[Items from a data source]
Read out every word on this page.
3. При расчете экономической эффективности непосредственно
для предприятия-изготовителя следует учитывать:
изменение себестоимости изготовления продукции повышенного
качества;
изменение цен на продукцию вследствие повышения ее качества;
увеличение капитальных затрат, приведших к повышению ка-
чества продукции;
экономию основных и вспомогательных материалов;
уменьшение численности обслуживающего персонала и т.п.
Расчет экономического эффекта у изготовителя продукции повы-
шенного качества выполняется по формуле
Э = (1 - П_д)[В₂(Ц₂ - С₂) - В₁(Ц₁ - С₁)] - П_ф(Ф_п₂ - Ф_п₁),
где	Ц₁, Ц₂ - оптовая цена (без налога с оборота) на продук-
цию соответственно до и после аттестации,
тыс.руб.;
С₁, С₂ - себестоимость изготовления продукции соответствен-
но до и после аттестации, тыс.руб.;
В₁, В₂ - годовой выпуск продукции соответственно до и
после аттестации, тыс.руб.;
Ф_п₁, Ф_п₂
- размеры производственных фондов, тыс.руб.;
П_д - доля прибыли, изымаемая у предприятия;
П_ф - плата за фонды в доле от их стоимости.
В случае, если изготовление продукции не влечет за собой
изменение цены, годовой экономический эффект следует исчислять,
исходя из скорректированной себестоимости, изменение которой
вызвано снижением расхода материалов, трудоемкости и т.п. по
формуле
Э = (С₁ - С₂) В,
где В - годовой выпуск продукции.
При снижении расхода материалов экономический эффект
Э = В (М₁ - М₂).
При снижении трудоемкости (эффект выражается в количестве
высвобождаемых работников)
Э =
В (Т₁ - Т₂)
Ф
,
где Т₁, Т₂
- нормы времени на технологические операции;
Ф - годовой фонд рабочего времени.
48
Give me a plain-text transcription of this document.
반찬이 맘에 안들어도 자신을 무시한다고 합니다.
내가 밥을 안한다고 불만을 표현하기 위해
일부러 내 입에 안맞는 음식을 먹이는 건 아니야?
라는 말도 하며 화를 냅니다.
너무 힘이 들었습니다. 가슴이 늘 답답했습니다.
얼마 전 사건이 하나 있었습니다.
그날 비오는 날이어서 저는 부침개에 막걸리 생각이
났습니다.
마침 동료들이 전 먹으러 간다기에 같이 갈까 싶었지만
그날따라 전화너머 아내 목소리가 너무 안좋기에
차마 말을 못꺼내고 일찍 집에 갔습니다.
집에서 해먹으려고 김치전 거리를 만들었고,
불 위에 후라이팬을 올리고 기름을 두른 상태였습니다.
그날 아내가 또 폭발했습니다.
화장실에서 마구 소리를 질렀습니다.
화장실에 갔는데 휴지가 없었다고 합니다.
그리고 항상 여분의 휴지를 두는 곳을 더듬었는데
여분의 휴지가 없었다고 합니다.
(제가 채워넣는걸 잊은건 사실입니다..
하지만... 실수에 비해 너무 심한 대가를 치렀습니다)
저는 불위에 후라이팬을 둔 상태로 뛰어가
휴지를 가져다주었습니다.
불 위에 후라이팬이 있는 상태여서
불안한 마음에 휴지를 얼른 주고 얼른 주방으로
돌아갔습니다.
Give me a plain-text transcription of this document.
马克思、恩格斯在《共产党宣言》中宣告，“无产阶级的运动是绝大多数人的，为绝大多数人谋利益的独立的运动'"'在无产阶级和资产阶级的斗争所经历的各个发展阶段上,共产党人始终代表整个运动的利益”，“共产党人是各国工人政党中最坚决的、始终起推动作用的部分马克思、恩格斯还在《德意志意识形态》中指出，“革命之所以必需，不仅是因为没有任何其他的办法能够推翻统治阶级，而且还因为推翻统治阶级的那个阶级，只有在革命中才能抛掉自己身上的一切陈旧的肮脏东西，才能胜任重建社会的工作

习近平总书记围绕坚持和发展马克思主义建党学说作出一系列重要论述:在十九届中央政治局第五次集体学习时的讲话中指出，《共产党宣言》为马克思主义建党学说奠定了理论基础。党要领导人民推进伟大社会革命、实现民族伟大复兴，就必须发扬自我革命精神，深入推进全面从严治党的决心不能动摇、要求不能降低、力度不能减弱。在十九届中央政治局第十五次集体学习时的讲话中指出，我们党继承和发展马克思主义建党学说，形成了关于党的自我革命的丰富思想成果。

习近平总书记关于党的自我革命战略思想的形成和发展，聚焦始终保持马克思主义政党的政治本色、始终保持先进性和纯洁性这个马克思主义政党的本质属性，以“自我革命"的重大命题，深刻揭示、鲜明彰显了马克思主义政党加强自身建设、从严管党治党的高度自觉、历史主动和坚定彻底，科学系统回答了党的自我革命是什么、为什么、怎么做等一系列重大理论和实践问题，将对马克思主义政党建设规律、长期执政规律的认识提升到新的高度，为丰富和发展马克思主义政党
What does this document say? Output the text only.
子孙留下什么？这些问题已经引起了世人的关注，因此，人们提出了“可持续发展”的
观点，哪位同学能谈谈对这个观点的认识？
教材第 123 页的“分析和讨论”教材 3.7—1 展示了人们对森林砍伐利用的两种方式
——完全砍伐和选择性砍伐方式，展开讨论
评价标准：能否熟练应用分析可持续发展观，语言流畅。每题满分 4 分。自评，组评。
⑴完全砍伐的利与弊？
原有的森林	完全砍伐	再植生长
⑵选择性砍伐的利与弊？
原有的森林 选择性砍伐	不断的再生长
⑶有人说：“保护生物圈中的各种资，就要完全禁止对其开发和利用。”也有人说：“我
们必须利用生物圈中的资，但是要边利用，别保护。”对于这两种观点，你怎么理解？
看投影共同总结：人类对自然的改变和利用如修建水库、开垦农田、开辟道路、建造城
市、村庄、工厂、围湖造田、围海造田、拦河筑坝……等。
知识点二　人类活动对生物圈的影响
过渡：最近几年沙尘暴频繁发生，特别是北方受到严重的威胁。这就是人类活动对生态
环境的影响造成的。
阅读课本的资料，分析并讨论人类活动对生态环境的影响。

What to work on: Repeat the material above in full, quoting it exactly.

Exercise answer:
Read out every word on this page.
3. При расчете экономической эффективности непосредственно
для предприятия-изготовителя следует учитывать:
изменение себестоимости изготовления продукции повышенного
качества;
изменение цен на продукцию вследствие повышения ее качества;
увеличение капитальных затрат, приведших к повышению ка-
чества продукции;
экономию основных и вспомогательных материалов;
уменьшение численности обслуживающего персонала и т.п.
Расчет экономического эффекта у изготовителя продукции повы-
шенного качества выполняется по формуле
Э = (1 - П_д)[В₂(Ц₂ - С₂) - В₁(Ц₁ - С₁)] - П_ф(Ф_п₂ - Ф_п₁),
где	Ц₁, Ц₂ - оптовая цена (без налога с оборота) на продук-
цию соответственно до и после аттестации,
тыс.руб.;
С₁, С₂ - себестоимость изготовления продукции соответствен-
но до и после аттестации, тыс.руб.;
В₁, В₂ - годовой выпуск продукции соответственно до и
после аттестации, тыс.руб.;
Ф_п₁, Ф_п₂
- размеры производственных фондов, тыс.руб.;
П_д - доля прибыли, изымаемая у предприятия;
П_ф - плата за фонды в доле от их стоимости.
В случае, если изготовление продукции не влечет за собой
изменение цены, годовой экономический эффект следует исчислять,
исходя из скорректированной себестоимости, изменение которой
вызвано снижением расхода материалов, трудоемкости и т.п. по
формуле
Э = (С₁ - С₂) В,
где В - годовой выпуск продукции.
При снижении расхода материалов экономический эффект
Э = В (М₁ - М₂).
При снижении трудоемкости (эффект выражается в количестве
высвобождаемых работников)
Э =
В (Т₁ - Т₂)
Ф
,
где Т₁, Т₂
- нормы времени на технологические операции;
Ф - годовой фонд рабочего времени.
48
Give me a plain-text transcription of this document.
반찬이 맘에 안들어도 자신을 무시한다고 합니다.
내가 밥을 안한다고 불만을 표현하기 위해
일부러 내 입에 안맞는 음식을 먹이는 건 아니야?
라는 말도 하며 화를 냅니다.
너무 힘이 들었습니다. 가슴이 늘 답답했습니다.
얼마 전 사건이 하나 있었습니다.
그날 비오는 날이어서 저는 부침개에 막걸리 생각이
났습니다.
마침 동료들이 전 먹으러 간다기에 같이 갈까 싶었지만
그날따라 전화너머 아내 목소리가 너무 안좋기에
차마 말을 못꺼내고 일찍 집에 갔습니다.
집에서 해먹으려고 김치전 거리를 만들었고,
불 위에 후라이팬을 올리고 기름을 두른 상태였습니다.
그날 아내가 또 폭발했습니다.
화장실에서 마구 소리를 질렀습니다.
화장실에 갔는데 휴지가 없었다고 합니다.
그리고 항상 여분의 휴지를 두는 곳을 더듬었는데
여분의 휴지가 없었다고 합니다.
(제가 채워넣는걸 잊은건 사실입니다..
하지만... 실수에 비해 너무 심한 대가를 치렀습니다)
저는 불위에 후라이팬을 둔 상태로 뛰어가
휴지를 가져다주었습니다.
불 위에 후라이팬이 있는 상태여서
불안한 마음에 휴지를 얼른 주고 얼른 주방으로
돌아갔습니다.
Give me a plain-text transcription of this document.
马克思、恩格斯在《共产党宣言》中宣告，“无产阶级的运动是绝大多数人的，为绝大多数人谋利益的独立的运动'"'在无产阶级和资产阶级的斗争所经历的各个发展阶段上,共产党人始终代表整个运动的利益”，“共产党人是各国工人政党中最坚决的、始终起推动作用的部分马克思、恩格斯还在《德意志意识形态》中指出，“革命之所以必需，不仅是因为没有任何其他的办法能够推翻统治阶级，而且还因为推翻统治阶级的那个阶级，只有在革命中才能抛掉自己身上的一切陈旧的肮脏东西，才能胜任重建社会的工作

习近平总书记围绕坚持和发展马克思主义建党学说作出一系列重要论述:在十九届中央政治局第五次集体学习时的讲话中指出，《共产党宣言》为马克思主义建党学说奠定了理论基础。党要领导人民推进伟大社会革命、实现民族伟大复兴，就必须发扬自我革命精神，深入推进全面从严治党的决心不能动摇、要求不能降低、力度不能减弱。在十九届中央政治局第十五次集体学习时的讲话中指出，我们党继承和发展马克思主义建党学说，形成了关于党的自我革命的丰富思想成果。

习近平总书记关于党的自我革命战略思想的形成和发展，聚焦始终保持马克思主义政党的政治本色、始终保持先进性和纯洁性这个马克思主义政党的本质属性，以“自我革命"的重大命题，深刻揭示、鲜明彰显了马克思主义政党加强自身建设、从严管党治党的高度自觉、历史主动和坚定彻底，科学系统回答了党的自我革命是什么、为什么、怎么做等一系列重大理论和实践问题，将对马克思主义政党建设规律、长期执政规律的认识提升到新的高度，为丰富和发展马克思主义政党
What does this document say? Output the text only.
子孙留下什么？这些问题已经引起了世人的关注，因此，人们提出了“可持续发展”的
观点，哪位同学能谈谈对这个观点的认识？
教材第 123 页的“分析和讨论”教材 3.7—1 展示了人们对森林砍伐利用的两种方式
——完全砍伐和选择性砍伐方式，展开讨论
评价标准：能否熟练应用分析可持续发展观，语言流畅。每题满分 4 分。自评，组评。
⑴完全砍伐的利与弊？
原有的森林	完全砍伐	再植生长
⑵选择性砍伐的利与弊？
原有的森林 选择性砍伐	不断的再生长
⑶有人说：“保护生物圈中的各种资，就要完全禁止对其开发和利用。”也有人说：“我
们必须利用生物圈中的资，但是要边利用，别保护。”对于这两种观点，你怎么理解？
看投影共同总结：人类对自然的改变和利用如修建水库、开垦农田、开辟道路、建造城
市、村庄、工厂、围湖造田、围海造田、拦河筑坝……等。
知识点二　人类活动对生物圈的影响
过渡：最近几年沙尘暴频繁发生，特别是北方受到严重的威胁。这就是人类活动对生态
环境的影响造成的。
阅读课本的资料，分析并讨论人类活动对生态环境的影响。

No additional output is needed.